Quote the full listing word for word.

■ ■ ■

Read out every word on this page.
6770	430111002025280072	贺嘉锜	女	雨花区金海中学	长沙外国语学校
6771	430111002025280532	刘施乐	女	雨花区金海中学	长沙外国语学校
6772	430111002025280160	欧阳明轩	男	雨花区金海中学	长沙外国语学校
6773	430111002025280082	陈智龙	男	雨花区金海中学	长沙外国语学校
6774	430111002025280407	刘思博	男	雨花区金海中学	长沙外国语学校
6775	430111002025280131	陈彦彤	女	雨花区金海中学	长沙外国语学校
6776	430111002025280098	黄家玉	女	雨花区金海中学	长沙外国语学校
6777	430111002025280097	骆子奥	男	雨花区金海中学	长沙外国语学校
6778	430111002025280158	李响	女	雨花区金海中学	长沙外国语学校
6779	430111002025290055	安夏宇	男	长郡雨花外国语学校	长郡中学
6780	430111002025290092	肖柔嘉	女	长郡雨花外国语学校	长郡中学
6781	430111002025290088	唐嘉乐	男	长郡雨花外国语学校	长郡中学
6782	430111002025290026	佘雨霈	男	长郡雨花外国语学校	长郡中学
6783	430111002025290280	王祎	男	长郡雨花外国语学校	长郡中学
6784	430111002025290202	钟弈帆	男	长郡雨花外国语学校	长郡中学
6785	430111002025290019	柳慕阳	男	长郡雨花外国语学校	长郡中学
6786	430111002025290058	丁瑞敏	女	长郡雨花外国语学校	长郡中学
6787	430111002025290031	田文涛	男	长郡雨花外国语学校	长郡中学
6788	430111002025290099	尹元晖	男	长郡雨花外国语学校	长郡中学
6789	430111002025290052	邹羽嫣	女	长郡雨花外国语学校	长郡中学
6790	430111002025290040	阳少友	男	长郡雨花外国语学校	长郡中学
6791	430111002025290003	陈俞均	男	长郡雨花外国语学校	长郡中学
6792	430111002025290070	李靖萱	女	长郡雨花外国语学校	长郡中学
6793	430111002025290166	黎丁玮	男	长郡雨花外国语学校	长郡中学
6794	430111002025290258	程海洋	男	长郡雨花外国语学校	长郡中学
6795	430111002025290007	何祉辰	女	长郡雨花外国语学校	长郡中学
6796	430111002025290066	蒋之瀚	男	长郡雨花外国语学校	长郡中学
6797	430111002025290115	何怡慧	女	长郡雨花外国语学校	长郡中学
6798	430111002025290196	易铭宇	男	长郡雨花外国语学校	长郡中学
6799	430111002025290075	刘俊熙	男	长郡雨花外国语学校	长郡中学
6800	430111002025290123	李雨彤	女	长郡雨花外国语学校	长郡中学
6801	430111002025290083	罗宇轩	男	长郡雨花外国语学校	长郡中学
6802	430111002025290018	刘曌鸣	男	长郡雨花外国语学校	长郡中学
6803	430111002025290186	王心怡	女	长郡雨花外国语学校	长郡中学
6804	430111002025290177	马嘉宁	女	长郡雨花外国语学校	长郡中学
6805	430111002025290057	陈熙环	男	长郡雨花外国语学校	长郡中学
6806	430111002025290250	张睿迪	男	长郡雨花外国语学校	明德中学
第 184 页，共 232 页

■ ■ ■

Answer for the task >>
Read out every word on this page.
6770	430111002025280072	贺嘉锜	女	雨花区金海中学	长沙外国语学校
6771	430111002025280532	刘施乐	女	雨花区金海中学	长沙外国语学校
6772	430111002025280160	欧阳明轩	男	雨花区金海中学	长沙外国语学校
6773	430111002025280082	陈智龙	男	雨花区金海中学	长沙外国语学校
6774	430111002025280407	刘思博	男	雨花区金海中学	长沙外国语学校
6775	430111002025280131	陈彦彤	女	雨花区金海中学	长沙外国语学校
6776	430111002025280098	黄家玉	女	雨花区金海中学	长沙外国语学校
6777	430111002025280097	骆子奥	男	雨花区金海中学	长沙外国语学校
6778	430111002025280158	李响	女	雨花区金海中学	长沙外国语学校
6779	430111002025290055	安夏宇	男	长郡雨花外国语学校	长郡中学
6780	430111002025290092	肖柔嘉	女	长郡雨花外国语学校	长郡中学
6781	430111002025290088	唐嘉乐	男	长郡雨花外国语学校	长郡中学
6782	430111002025290026	佘雨霈	男	长郡雨花外国语学校	长郡中学
6783	430111002025290280	王祎	男	长郡雨花外国语学校	长郡中学
6784	430111002025290202	钟弈帆	男	长郡雨花外国语学校	长郡中学
6785	430111002025290019	柳慕阳	男	长郡雨花外国语学校	长郡中学
6786	430111002025290058	丁瑞敏	女	长郡雨花外国语学校	长郡中学
6787	430111002025290031	田文涛	男	长郡雨花外国语学校	长郡中学
6788	430111002025290099	尹元晖	男	长郡雨花外国语学校	长郡中学
6789	430111002025290052	邹羽嫣	女	长郡雨花外国语学校	长郡中学
6790	430111002025290040	阳少友	男	长郡雨花外国语学校	长郡中学
6791	430111002025290003	陈俞均	男	长郡雨花外国语学校	长郡中学
6792	430111002025290070	李靖萱	女	长郡雨花外国语学校	长郡中学
6793	430111002025290166	黎丁玮	男	长郡雨花外国语学校	长郡中学
6794	430111002025290258	程海洋	男	长郡雨花外国语学校	长郡中学
6795	430111002025290007	何祉辰	女	长郡雨花外国语学校	长郡中学
6796	430111002025290066	蒋之瀚	男	长郡雨花外国语学校	长郡中学
6797	430111002025290115	何怡慧	女	长郡雨花外国语学校	长郡中学
6798	430111002025290196	易铭宇	男	长郡雨花外国语学校	长郡中学
6799	430111002025290075	刘俊熙	男	长郡雨花外国语学校	长郡中学
6800	430111002025290123	李雨彤	女	长郡雨花外国语学校	长郡中学
6801	430111002025290083	罗宇轩	男	长郡雨花外国语学校	长郡中学
6802	430111002025290018	刘曌鸣	男	长郡雨花外国语学校	长郡中学
6803	430111002025290186	王心怡	女	长郡雨花外国语学校	长郡中学
6804	430111002025290177	马嘉宁	女	长郡雨花外国语学校	长郡中学
6805	430111002025290057	陈熙环	男	长郡雨花外国语学校	长郡中学
6806	430111002025290250	张睿迪	男	长郡雨花外国语学校	明德中学
第 184 页，共 232 页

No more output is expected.